■ TASK OBJECTIVE
Repeat every record below exactly, omitting any pictures.

■ ENTRIES SHOWN
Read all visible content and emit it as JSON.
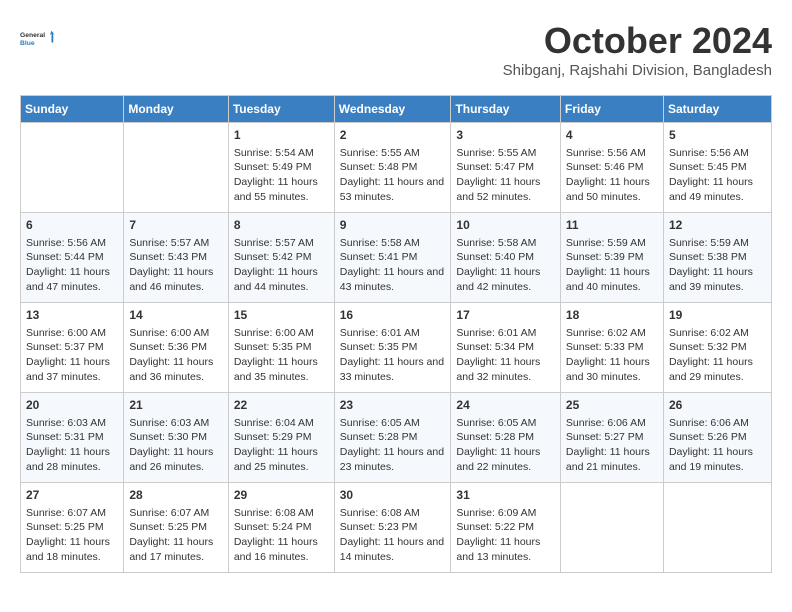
{
  "logo": {
    "line1": "General",
    "line2": "Blue"
  },
  "title": "October 2024",
  "subtitle": "Shibganj, Rajshahi Division, Bangladesh",
  "days_of_week": [
    "Sunday",
    "Monday",
    "Tuesday",
    "Wednesday",
    "Thursday",
    "Friday",
    "Saturday"
  ],
  "weeks": [
    [
      {
        "day": "",
        "info": ""
      },
      {
        "day": "",
        "info": ""
      },
      {
        "day": "1",
        "info": "Sunrise: 5:54 AM\nSunset: 5:49 PM\nDaylight: 11 hours and 55 minutes."
      },
      {
        "day": "2",
        "info": "Sunrise: 5:55 AM\nSunset: 5:48 PM\nDaylight: 11 hours and 53 minutes."
      },
      {
        "day": "3",
        "info": "Sunrise: 5:55 AM\nSunset: 5:47 PM\nDaylight: 11 hours and 52 minutes."
      },
      {
        "day": "4",
        "info": "Sunrise: 5:56 AM\nSunset: 5:46 PM\nDaylight: 11 hours and 50 minutes."
      },
      {
        "day": "5",
        "info": "Sunrise: 5:56 AM\nSunset: 5:45 PM\nDaylight: 11 hours and 49 minutes."
      }
    ],
    [
      {
        "day": "6",
        "info": "Sunrise: 5:56 AM\nSunset: 5:44 PM\nDaylight: 11 hours and 47 minutes."
      },
      {
        "day": "7",
        "info": "Sunrise: 5:57 AM\nSunset: 5:43 PM\nDaylight: 11 hours and 46 minutes."
      },
      {
        "day": "8",
        "info": "Sunrise: 5:57 AM\nSunset: 5:42 PM\nDaylight: 11 hours and 44 minutes."
      },
      {
        "day": "9",
        "info": "Sunrise: 5:58 AM\nSunset: 5:41 PM\nDaylight: 11 hours and 43 minutes."
      },
      {
        "day": "10",
        "info": "Sunrise: 5:58 AM\nSunset: 5:40 PM\nDaylight: 11 hours and 42 minutes."
      },
      {
        "day": "11",
        "info": "Sunrise: 5:59 AM\nSunset: 5:39 PM\nDaylight: 11 hours and 40 minutes."
      },
      {
        "day": "12",
        "info": "Sunrise: 5:59 AM\nSunset: 5:38 PM\nDaylight: 11 hours and 39 minutes."
      }
    ],
    [
      {
        "day": "13",
        "info": "Sunrise: 6:00 AM\nSunset: 5:37 PM\nDaylight: 11 hours and 37 minutes."
      },
      {
        "day": "14",
        "info": "Sunrise: 6:00 AM\nSunset: 5:36 PM\nDaylight: 11 hours and 36 minutes."
      },
      {
        "day": "15",
        "info": "Sunrise: 6:00 AM\nSunset: 5:35 PM\nDaylight: 11 hours and 35 minutes."
      },
      {
        "day": "16",
        "info": "Sunrise: 6:01 AM\nSunset: 5:35 PM\nDaylight: 11 hours and 33 minutes."
      },
      {
        "day": "17",
        "info": "Sunrise: 6:01 AM\nSunset: 5:34 PM\nDaylight: 11 hours and 32 minutes."
      },
      {
        "day": "18",
        "info": "Sunrise: 6:02 AM\nSunset: 5:33 PM\nDaylight: 11 hours and 30 minutes."
      },
      {
        "day": "19",
        "info": "Sunrise: 6:02 AM\nSunset: 5:32 PM\nDaylight: 11 hours and 29 minutes."
      }
    ],
    [
      {
        "day": "20",
        "info": "Sunrise: 6:03 AM\nSunset: 5:31 PM\nDaylight: 11 hours and 28 minutes."
      },
      {
        "day": "21",
        "info": "Sunrise: 6:03 AM\nSunset: 5:30 PM\nDaylight: 11 hours and 26 minutes."
      },
      {
        "day": "22",
        "info": "Sunrise: 6:04 AM\nSunset: 5:29 PM\nDaylight: 11 hours and 25 minutes."
      },
      {
        "day": "23",
        "info": "Sunrise: 6:05 AM\nSunset: 5:28 PM\nDaylight: 11 hours and 23 minutes."
      },
      {
        "day": "24",
        "info": "Sunrise: 6:05 AM\nSunset: 5:28 PM\nDaylight: 11 hours and 22 minutes."
      },
      {
        "day": "25",
        "info": "Sunrise: 6:06 AM\nSunset: 5:27 PM\nDaylight: 11 hours and 21 minutes."
      },
      {
        "day": "26",
        "info": "Sunrise: 6:06 AM\nSunset: 5:26 PM\nDaylight: 11 hours and 19 minutes."
      }
    ],
    [
      {
        "day": "27",
        "info": "Sunrise: 6:07 AM\nSunset: 5:25 PM\nDaylight: 11 hours and 18 minutes."
      },
      {
        "day": "28",
        "info": "Sunrise: 6:07 AM\nSunset: 5:25 PM\nDaylight: 11 hours and 17 minutes."
      },
      {
        "day": "29",
        "info": "Sunrise: 6:08 AM\nSunset: 5:24 PM\nDaylight: 11 hours and 16 minutes."
      },
      {
        "day": "30",
        "info": "Sunrise: 6:08 AM\nSunset: 5:23 PM\nDaylight: 11 hours and 14 minutes."
      },
      {
        "day": "31",
        "info": "Sunrise: 6:09 AM\nSunset: 5:22 PM\nDaylight: 11 hours and 13 minutes."
      },
      {
        "day": "",
        "info": ""
      },
      {
        "day": "",
        "info": ""
      }
    ]
  ]
}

■ RESPONSE
Read all visible content and emit it as JSON.
{
  "logo": {
    "line1": "General",
    "line2": "Blue"
  },
  "title": "October 2024",
  "subtitle": "Shibganj, Rajshahi Division, Bangladesh",
  "days_of_week": [
    "Sunday",
    "Monday",
    "Tuesday",
    "Wednesday",
    "Thursday",
    "Friday",
    "Saturday"
  ],
  "weeks": [
    [
      {
        "day": "",
        "info": ""
      },
      {
        "day": "",
        "info": ""
      },
      {
        "day": "1",
        "info": "Sunrise: 5:54 AM\nSunset: 5:49 PM\nDaylight: 11 hours and 55 minutes."
      },
      {
        "day": "2",
        "info": "Sunrise: 5:55 AM\nSunset: 5:48 PM\nDaylight: 11 hours and 53 minutes."
      },
      {
        "day": "3",
        "info": "Sunrise: 5:55 AM\nSunset: 5:47 PM\nDaylight: 11 hours and 52 minutes."
      },
      {
        "day": "4",
        "info": "Sunrise: 5:56 AM\nSunset: 5:46 PM\nDaylight: 11 hours and 50 minutes."
      },
      {
        "day": "5",
        "info": "Sunrise: 5:56 AM\nSunset: 5:45 PM\nDaylight: 11 hours and 49 minutes."
      }
    ],
    [
      {
        "day": "6",
        "info": "Sunrise: 5:56 AM\nSunset: 5:44 PM\nDaylight: 11 hours and 47 minutes."
      },
      {
        "day": "7",
        "info": "Sunrise: 5:57 AM\nSunset: 5:43 PM\nDaylight: 11 hours and 46 minutes."
      },
      {
        "day": "8",
        "info": "Sunrise: 5:57 AM\nSunset: 5:42 PM\nDaylight: 11 hours and 44 minutes."
      },
      {
        "day": "9",
        "info": "Sunrise: 5:58 AM\nSunset: 5:41 PM\nDaylight: 11 hours and 43 minutes."
      },
      {
        "day": "10",
        "info": "Sunrise: 5:58 AM\nSunset: 5:40 PM\nDaylight: 11 hours and 42 minutes."
      },
      {
        "day": "11",
        "info": "Sunrise: 5:59 AM\nSunset: 5:39 PM\nDaylight: 11 hours and 40 minutes."
      },
      {
        "day": "12",
        "info": "Sunrise: 5:59 AM\nSunset: 5:38 PM\nDaylight: 11 hours and 39 minutes."
      }
    ],
    [
      {
        "day": "13",
        "info": "Sunrise: 6:00 AM\nSunset: 5:37 PM\nDaylight: 11 hours and 37 minutes."
      },
      {
        "day": "14",
        "info": "Sunrise: 6:00 AM\nSunset: 5:36 PM\nDaylight: 11 hours and 36 minutes."
      },
      {
        "day": "15",
        "info": "Sunrise: 6:00 AM\nSunset: 5:35 PM\nDaylight: 11 hours and 35 minutes."
      },
      {
        "day": "16",
        "info": "Sunrise: 6:01 AM\nSunset: 5:35 PM\nDaylight: 11 hours and 33 minutes."
      },
      {
        "day": "17",
        "info": "Sunrise: 6:01 AM\nSunset: 5:34 PM\nDaylight: 11 hours and 32 minutes."
      },
      {
        "day": "18",
        "info": "Sunrise: 6:02 AM\nSunset: 5:33 PM\nDaylight: 11 hours and 30 minutes."
      },
      {
        "day": "19",
        "info": "Sunrise: 6:02 AM\nSunset: 5:32 PM\nDaylight: 11 hours and 29 minutes."
      }
    ],
    [
      {
        "day": "20",
        "info": "Sunrise: 6:03 AM\nSunset: 5:31 PM\nDaylight: 11 hours and 28 minutes."
      },
      {
        "day": "21",
        "info": "Sunrise: 6:03 AM\nSunset: 5:30 PM\nDaylight: 11 hours and 26 minutes."
      },
      {
        "day": "22",
        "info": "Sunrise: 6:04 AM\nSunset: 5:29 PM\nDaylight: 11 hours and 25 minutes."
      },
      {
        "day": "23",
        "info": "Sunrise: 6:05 AM\nSunset: 5:28 PM\nDaylight: 11 hours and 23 minutes."
      },
      {
        "day": "24",
        "info": "Sunrise: 6:05 AM\nSunset: 5:28 PM\nDaylight: 11 hours and 22 minutes."
      },
      {
        "day": "25",
        "info": "Sunrise: 6:06 AM\nSunset: 5:27 PM\nDaylight: 11 hours and 21 minutes."
      },
      {
        "day": "26",
        "info": "Sunrise: 6:06 AM\nSunset: 5:26 PM\nDaylight: 11 hours and 19 minutes."
      }
    ],
    [
      {
        "day": "27",
        "info": "Sunrise: 6:07 AM\nSunset: 5:25 PM\nDaylight: 11 hours and 18 minutes."
      },
      {
        "day": "28",
        "info": "Sunrise: 6:07 AM\nSunset: 5:25 PM\nDaylight: 11 hours and 17 minutes."
      },
      {
        "day": "29",
        "info": "Sunrise: 6:08 AM\nSunset: 5:24 PM\nDaylight: 11 hours and 16 minutes."
      },
      {
        "day": "30",
        "info": "Sunrise: 6:08 AM\nSunset: 5:23 PM\nDaylight: 11 hours and 14 minutes."
      },
      {
        "day": "31",
        "info": "Sunrise: 6:09 AM\nSunset: 5:22 PM\nDaylight: 11 hours and 13 minutes."
      },
      {
        "day": "",
        "info": ""
      },
      {
        "day": "",
        "info": ""
      }
    ]
  ]
}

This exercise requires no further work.